--- Problem statement ---
Establish how many lines in the material include the string "this" and report it as a lone number.
:: Data listing
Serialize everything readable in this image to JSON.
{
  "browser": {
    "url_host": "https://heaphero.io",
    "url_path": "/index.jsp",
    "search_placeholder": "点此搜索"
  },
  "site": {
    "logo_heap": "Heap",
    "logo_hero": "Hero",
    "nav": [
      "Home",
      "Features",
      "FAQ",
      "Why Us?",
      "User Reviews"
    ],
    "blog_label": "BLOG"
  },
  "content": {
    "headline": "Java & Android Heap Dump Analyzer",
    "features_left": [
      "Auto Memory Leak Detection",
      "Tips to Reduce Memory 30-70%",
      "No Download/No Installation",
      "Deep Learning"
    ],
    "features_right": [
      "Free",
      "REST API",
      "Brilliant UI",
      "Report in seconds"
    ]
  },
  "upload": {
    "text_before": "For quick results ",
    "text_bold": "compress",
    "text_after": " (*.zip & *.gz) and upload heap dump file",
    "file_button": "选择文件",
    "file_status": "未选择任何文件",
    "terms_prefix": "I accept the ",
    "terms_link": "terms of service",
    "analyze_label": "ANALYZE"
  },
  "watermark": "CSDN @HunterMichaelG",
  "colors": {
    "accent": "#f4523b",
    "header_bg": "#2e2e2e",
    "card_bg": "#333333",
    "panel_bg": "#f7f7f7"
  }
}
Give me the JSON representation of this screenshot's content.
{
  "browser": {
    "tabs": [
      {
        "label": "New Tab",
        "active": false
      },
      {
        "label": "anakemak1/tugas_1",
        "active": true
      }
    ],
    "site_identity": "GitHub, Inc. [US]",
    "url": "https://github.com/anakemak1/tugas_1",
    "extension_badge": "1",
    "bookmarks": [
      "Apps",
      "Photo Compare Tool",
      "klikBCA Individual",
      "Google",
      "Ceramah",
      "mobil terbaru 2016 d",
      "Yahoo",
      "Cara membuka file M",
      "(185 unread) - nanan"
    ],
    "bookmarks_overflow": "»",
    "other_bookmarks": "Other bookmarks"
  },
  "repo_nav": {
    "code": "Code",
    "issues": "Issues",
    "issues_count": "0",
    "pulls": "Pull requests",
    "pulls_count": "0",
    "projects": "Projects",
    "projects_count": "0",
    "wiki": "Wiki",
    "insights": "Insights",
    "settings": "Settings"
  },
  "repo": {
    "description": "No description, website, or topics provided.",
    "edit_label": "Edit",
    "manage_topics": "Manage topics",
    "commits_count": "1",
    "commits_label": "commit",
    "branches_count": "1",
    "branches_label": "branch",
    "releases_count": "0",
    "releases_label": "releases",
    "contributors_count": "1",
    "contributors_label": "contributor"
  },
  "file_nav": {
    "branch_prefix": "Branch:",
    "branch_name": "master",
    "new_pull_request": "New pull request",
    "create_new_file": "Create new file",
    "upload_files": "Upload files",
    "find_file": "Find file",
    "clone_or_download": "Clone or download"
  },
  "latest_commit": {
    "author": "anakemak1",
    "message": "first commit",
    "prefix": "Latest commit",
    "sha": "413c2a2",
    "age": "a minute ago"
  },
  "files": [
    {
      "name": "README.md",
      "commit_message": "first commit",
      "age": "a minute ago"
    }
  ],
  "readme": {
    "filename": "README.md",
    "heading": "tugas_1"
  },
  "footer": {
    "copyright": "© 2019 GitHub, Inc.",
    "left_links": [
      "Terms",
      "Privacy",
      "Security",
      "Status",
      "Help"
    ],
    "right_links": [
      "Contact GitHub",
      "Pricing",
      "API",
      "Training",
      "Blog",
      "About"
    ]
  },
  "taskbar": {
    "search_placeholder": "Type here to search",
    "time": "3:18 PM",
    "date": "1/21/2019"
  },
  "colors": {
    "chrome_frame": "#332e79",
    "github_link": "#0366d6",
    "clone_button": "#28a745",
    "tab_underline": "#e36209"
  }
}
::::
--- Finished exercise ---
2